PROMPT 1: Set down, word for word, the part of the piece on the #IAmStellenbosch campaign that opens with the words containing "Based on assessing" and closes with "as social currency.".
PROMPT 2: Resume the piece on Stellenbosch University's #IAmStellenbosch campaign, writing on from its final sentence.

TEXT PASSAGE:
--------

Stellenbosch University is the latest institution of higher learning to attract the spotlight of the transformation and decolonisation debate. Last month, the Open Stellies organisation released Luister– a short documentary depicting the inflictions of institutional racism on students at Stellenbosch University. Since then, Stellenbosch University has continued to be the focal point of reference for racial debates across the country. The attention which the documentary has brought to the university has made it uncomfortable, causing a peculiar reaction from certain students at the university. This reaction can be identified as the #IAmStellenbosch campaign. The campaign seeks to materialistically erase the Stellenbosch University’s racial transgressions. The campaign involves amateur portraits of students who smile and pose with handwritten statements which are meant to represent the diverse culture of the campus.
The #IAmStellenbosch campaign is microcosmic mimicry of the reckless, offensive and violent way which the Rainbow Nation project attempted to feign a perfect society.
Reproducing Hegemony via Cultural Annihilation
The personal narratives offered by the individuals portrayed in the #IAmStellenbosch campaign do more damage than good to the ideal of diversity.
Each narrative indirectly works to complement one another in concomitant ways. An accurate example of this can be demonstrated if one places a white individual and a “non-white” individual who both claims not to see colour, in a society such as Stellenbosch University.
Based on assessing the collection of narratives portrayed in this campaign, a white person (or a person who identifies with the dominant hegemony) is likely to not to see colour for two reasons: (1) Claiming not to see race is fuelled by the fear of being perceived as political or radical as a consequence of having an interest in race relation. This fear heightens the anxiety of this individual is very likely to face being perceived as an invaluable member of the dominant hegemony, at best. Or being a traitor of the hegemony, at worst. (2) Claiming non-racialism absolves one from the responsibility of acknowledging South Africa’s cultural diversities which are carried by individuals as social currency.

--------

DATA EXCERPTS:

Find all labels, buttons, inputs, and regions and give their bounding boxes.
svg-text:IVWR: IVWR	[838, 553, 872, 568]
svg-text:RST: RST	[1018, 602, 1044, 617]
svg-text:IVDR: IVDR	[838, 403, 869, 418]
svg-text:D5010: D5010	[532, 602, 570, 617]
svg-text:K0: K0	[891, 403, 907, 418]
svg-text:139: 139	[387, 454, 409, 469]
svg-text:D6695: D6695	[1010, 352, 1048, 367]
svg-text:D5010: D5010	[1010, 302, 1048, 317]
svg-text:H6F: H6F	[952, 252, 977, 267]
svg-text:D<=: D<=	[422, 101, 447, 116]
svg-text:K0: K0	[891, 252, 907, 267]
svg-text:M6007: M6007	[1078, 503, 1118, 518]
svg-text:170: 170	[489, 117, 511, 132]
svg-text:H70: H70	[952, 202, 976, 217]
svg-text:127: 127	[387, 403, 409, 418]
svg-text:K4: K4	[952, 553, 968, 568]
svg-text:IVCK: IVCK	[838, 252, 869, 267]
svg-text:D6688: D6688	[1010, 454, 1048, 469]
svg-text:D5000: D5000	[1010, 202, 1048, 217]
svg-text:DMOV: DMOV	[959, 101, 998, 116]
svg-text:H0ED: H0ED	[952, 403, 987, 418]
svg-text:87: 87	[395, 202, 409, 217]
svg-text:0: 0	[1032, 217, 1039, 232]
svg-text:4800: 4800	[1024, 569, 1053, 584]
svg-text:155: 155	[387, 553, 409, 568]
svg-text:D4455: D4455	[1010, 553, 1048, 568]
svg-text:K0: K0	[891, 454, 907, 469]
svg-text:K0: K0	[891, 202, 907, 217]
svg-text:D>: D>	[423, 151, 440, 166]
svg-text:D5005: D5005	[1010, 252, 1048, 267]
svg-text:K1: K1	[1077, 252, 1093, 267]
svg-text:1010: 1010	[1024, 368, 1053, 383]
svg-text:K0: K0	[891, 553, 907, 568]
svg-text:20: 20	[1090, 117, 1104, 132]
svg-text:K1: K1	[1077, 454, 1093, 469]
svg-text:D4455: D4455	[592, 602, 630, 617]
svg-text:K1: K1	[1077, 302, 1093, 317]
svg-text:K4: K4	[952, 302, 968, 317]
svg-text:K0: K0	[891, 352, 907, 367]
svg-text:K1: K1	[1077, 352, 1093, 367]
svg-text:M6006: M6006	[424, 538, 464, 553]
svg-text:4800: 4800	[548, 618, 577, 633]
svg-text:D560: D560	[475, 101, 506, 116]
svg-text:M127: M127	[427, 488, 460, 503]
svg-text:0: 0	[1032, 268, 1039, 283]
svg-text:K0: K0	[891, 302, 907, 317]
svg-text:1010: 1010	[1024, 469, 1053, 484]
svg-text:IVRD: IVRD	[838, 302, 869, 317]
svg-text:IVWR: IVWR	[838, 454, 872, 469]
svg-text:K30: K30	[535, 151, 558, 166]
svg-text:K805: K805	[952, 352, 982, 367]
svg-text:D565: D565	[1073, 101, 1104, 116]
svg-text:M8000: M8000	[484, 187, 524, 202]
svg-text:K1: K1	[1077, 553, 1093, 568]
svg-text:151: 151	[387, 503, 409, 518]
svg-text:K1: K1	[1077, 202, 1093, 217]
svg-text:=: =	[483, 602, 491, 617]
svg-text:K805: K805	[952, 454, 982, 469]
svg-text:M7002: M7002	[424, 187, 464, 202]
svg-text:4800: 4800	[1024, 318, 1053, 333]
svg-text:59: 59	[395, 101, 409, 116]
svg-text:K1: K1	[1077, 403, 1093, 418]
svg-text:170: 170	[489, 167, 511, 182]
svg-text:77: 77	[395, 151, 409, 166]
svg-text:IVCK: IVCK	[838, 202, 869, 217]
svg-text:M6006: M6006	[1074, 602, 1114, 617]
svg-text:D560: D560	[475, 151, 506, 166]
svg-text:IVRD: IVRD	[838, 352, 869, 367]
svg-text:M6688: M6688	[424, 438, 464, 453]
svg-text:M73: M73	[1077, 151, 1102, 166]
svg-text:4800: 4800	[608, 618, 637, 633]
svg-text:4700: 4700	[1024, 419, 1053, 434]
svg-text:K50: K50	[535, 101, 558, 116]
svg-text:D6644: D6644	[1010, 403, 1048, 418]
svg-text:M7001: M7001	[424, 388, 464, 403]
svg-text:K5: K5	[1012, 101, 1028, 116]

--------

WRITTEN REPLY 1:
Based on assessing the collection of narratives portrayed in this campaign, a white person (or a person who identifies with the dominant hegemony) is likely to not to see colour for two reasons: (1) Claiming not to see race is fuelled by the fear of being perceived as political or radical as a consequence of having an interest in race relation. This fear heightens the anxiety of this individual is very likely to face being perceived as an invaluable member of the dominant hegemony, at best. Or being a traitor of the hegemony, at worst. (2) Claiming non-racialism absolves one from the responsibility of acknowledging South Africa’s cultural diversities which are carried by individuals as social currency.

WRITTEN REPLY 2:
A Black person (or a person who is not inherently a part of the dominant hegemony) is likely to claim not to see colour for two reason: (1) Claiming non-racialism as a black person in a Stellenbosch University/South Africa context grants that particular black individual with the opportunity to navigate environments which are inherently foreign. As the processes of navigating these spaces continues, one’s Black/’Otherred’ identity becomes less of a holistic representation of this individual’s entity and more of a prerequisite access card to these spaces. (2) Claiming non-racialism is an outfit which easily appeases the eyes of whiteness. Accepting both non-racialism and intersectionality is conceptually inane and practically unachievable. This is why non-racialism falls in the trap of being a one-way ticket to hegemonic assimilation.
Varsity Idealism and Intellectual Shortages
Besides being one of the self-congratulatory barometers which white hegemony uses to measure its own version of freedom, the #IAmStellenbosch campaign is also a telling indication of the untransformed academic and intellectual space that is Stellenbosch University.
South African universities are not safe and ideal spaces where new thought is encouraged, developed and nourished. Instead, these institutions of higher learning are spaces where figures who threaten its hegemonic intellectual agenda are readily apprehended.
Stellenbosch University- and other universities around the country which are considered to be South Africa’s best- teach decade-long curriculums which most often fail to produce graduates who are interested in doing the work of tackling the structures which perpetuate phenomenons of vast injustices and inequalities which underpin the present South African narrative. If anything, these institutions of higher learning groom students to export their intellectual currencies to Western nations under the impersonation of being “world-class citizens” and active beneficiaries of an unjust economy- if graduates if they choose to remain within South African borders.
South African university curriculums continue to teach Africa and South African literature, the state of the land redistribution & repatriation debate, the manifestation of affirmative action policies, African languages and Gqola’s feminism as anthropological objects which are only there for academic amusement and decoration. Black lecturers should not have to suffer the double contemplation of whether to teach capitalism’s role in the Marikana Massacre or just stick to the course outline which makes no mention about capitalism’s devastating hand in the state of South Africa’s migrant labour sector.
Even conversations about curriculum transformation are demoted to being discussed in condescending and complacent tones because, the necessary changes which need to be made are not a part of the hegemonic agendas which are deeply embedded in these institutions.
A student should not be graduating from an institution of higher learning with the ability to proudly say refer to themselves as “non-white” and still “…not fully understand Apartheid”. If this is the case- which it very well is- then it is an indication of that student’s inability and refusal to understand the present South Africa in which that student will live.
More importantly, that is an indication of the institution’s failure to teach.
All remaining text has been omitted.